INSTRUCTION | Where the data below has the string "this", return the whole line.

DATA EXCERPTS |
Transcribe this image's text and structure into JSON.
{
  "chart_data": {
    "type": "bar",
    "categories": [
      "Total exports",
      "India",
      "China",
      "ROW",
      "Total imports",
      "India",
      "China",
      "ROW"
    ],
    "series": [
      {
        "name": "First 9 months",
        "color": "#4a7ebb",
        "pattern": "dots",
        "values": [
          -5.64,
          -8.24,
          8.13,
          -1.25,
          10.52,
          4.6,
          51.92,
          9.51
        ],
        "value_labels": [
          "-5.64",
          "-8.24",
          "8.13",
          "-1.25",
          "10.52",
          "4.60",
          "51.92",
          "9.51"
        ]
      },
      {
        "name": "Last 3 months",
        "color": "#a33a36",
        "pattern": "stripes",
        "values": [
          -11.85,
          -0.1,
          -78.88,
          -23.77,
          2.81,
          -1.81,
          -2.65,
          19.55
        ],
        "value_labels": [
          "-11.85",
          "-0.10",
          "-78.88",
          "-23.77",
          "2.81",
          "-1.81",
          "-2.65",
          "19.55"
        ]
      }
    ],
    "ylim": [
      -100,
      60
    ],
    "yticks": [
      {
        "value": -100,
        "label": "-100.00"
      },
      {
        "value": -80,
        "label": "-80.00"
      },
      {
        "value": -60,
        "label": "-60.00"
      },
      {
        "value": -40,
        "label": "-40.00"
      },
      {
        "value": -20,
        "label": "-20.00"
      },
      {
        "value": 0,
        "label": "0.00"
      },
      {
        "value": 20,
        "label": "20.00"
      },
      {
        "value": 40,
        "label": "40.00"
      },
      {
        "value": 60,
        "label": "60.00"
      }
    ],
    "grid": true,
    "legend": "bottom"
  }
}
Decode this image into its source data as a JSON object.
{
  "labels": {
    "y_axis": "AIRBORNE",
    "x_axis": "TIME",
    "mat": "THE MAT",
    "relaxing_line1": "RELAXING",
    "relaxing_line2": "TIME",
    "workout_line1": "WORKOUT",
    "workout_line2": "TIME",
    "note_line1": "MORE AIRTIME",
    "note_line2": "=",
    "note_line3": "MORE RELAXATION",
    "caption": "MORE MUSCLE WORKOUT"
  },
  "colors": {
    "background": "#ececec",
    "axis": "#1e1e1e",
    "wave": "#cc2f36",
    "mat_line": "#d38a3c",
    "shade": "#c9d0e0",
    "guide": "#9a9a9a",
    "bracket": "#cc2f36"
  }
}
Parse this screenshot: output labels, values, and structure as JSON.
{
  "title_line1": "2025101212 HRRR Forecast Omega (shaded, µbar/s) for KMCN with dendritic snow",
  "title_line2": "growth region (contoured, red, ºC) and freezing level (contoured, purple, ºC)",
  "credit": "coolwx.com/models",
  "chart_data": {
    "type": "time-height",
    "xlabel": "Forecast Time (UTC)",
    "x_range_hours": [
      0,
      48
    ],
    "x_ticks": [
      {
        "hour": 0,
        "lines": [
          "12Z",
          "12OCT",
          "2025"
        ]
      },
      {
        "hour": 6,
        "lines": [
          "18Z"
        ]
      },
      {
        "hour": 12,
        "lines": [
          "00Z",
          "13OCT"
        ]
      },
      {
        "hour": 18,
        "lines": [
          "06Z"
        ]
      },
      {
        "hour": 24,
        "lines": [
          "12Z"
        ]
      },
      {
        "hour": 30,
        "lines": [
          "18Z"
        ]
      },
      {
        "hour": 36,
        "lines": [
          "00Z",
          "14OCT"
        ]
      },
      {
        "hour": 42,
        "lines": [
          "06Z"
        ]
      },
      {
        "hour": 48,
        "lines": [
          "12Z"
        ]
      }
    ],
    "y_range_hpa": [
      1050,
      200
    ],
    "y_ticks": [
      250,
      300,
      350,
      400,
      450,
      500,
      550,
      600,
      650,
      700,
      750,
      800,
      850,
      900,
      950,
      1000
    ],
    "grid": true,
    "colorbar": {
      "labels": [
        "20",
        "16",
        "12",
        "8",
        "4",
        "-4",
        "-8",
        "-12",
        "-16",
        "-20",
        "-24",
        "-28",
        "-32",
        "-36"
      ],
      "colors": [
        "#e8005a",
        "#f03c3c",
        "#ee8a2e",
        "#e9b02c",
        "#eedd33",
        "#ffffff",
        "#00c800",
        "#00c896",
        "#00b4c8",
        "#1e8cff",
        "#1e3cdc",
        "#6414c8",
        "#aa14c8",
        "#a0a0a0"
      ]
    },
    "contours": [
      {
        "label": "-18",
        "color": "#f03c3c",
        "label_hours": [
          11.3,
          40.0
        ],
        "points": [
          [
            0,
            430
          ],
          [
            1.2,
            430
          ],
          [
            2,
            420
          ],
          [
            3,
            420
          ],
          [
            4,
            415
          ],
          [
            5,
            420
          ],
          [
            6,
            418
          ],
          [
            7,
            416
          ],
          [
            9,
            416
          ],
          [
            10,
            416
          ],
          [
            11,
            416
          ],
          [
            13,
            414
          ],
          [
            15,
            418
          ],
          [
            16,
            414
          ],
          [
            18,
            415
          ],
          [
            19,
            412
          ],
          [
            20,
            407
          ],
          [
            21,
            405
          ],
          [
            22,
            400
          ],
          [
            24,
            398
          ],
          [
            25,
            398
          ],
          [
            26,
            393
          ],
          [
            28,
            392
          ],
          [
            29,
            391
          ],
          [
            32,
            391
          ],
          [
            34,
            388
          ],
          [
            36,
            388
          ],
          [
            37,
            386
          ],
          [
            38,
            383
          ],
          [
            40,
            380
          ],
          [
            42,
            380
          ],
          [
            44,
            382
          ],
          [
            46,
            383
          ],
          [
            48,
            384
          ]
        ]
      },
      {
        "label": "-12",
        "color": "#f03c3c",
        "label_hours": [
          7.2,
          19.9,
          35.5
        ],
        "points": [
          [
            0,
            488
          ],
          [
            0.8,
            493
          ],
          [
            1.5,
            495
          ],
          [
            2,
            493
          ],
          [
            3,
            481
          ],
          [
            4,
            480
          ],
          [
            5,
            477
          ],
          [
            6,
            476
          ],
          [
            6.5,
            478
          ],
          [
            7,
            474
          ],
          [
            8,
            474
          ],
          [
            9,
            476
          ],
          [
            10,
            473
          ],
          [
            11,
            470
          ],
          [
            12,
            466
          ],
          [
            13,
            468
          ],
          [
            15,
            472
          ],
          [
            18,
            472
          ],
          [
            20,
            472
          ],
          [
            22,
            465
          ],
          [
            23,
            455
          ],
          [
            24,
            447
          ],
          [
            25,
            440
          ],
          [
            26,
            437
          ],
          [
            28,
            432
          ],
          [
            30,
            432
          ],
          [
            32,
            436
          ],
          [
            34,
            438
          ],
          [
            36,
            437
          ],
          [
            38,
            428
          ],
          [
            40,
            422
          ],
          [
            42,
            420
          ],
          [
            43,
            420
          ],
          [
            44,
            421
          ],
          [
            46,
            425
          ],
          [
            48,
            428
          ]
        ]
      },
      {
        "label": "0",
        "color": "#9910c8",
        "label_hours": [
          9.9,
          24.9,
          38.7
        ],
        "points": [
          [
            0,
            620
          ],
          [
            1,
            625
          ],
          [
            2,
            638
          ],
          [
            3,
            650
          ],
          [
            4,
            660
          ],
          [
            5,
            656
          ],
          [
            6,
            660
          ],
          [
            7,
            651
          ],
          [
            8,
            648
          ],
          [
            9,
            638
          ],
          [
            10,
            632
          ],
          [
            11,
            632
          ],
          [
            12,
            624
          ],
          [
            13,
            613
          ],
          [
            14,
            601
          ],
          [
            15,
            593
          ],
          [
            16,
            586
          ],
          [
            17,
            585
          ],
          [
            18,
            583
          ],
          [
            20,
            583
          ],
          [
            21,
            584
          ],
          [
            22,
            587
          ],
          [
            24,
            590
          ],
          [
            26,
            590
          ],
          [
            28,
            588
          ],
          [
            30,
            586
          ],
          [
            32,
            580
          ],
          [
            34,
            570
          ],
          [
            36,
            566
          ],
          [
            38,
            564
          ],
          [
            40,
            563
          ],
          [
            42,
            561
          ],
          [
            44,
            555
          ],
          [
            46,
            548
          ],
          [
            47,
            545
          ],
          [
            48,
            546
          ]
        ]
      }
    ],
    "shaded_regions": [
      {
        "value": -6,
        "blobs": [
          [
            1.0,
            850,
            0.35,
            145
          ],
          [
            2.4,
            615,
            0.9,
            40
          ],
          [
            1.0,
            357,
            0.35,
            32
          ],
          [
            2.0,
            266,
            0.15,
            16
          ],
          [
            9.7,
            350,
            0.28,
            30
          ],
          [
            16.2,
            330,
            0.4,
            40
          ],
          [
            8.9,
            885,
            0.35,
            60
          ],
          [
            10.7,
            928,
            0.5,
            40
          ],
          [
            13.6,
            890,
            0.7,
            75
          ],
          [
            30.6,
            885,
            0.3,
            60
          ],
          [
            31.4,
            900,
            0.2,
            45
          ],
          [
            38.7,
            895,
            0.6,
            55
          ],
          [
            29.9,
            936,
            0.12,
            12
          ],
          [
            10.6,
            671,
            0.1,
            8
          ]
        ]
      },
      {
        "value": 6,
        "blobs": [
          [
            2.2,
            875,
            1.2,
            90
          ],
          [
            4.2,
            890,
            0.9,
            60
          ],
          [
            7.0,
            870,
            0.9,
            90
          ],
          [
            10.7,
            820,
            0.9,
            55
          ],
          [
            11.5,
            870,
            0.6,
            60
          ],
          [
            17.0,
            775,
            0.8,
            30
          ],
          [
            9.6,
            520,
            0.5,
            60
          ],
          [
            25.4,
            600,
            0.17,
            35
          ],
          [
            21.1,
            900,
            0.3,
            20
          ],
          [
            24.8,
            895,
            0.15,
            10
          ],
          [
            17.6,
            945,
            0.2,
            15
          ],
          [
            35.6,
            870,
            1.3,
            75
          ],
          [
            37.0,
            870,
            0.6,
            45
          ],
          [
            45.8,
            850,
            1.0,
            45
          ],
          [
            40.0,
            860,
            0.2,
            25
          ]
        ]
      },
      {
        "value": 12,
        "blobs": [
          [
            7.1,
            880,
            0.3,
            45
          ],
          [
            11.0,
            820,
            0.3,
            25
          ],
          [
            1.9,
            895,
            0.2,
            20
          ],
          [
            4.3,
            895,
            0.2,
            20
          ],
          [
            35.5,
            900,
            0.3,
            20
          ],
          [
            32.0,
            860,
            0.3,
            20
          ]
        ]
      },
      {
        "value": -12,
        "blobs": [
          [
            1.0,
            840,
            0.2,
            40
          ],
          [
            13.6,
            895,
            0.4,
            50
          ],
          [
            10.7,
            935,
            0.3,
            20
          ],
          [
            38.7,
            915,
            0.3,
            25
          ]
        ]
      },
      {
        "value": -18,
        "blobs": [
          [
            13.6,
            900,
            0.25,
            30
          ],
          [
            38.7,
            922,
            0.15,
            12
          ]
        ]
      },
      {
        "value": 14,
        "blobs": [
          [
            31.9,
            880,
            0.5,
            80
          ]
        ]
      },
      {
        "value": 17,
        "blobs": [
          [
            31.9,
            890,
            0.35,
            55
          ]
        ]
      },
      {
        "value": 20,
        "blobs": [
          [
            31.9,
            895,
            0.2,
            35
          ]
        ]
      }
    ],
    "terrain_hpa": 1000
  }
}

EXERCISE RESPONSE |
Transcribe this image's text and structure into JSON.
Decode this image into its source data as a JSON object.
Parse this screenshot: output labels, values, and structure as JSON.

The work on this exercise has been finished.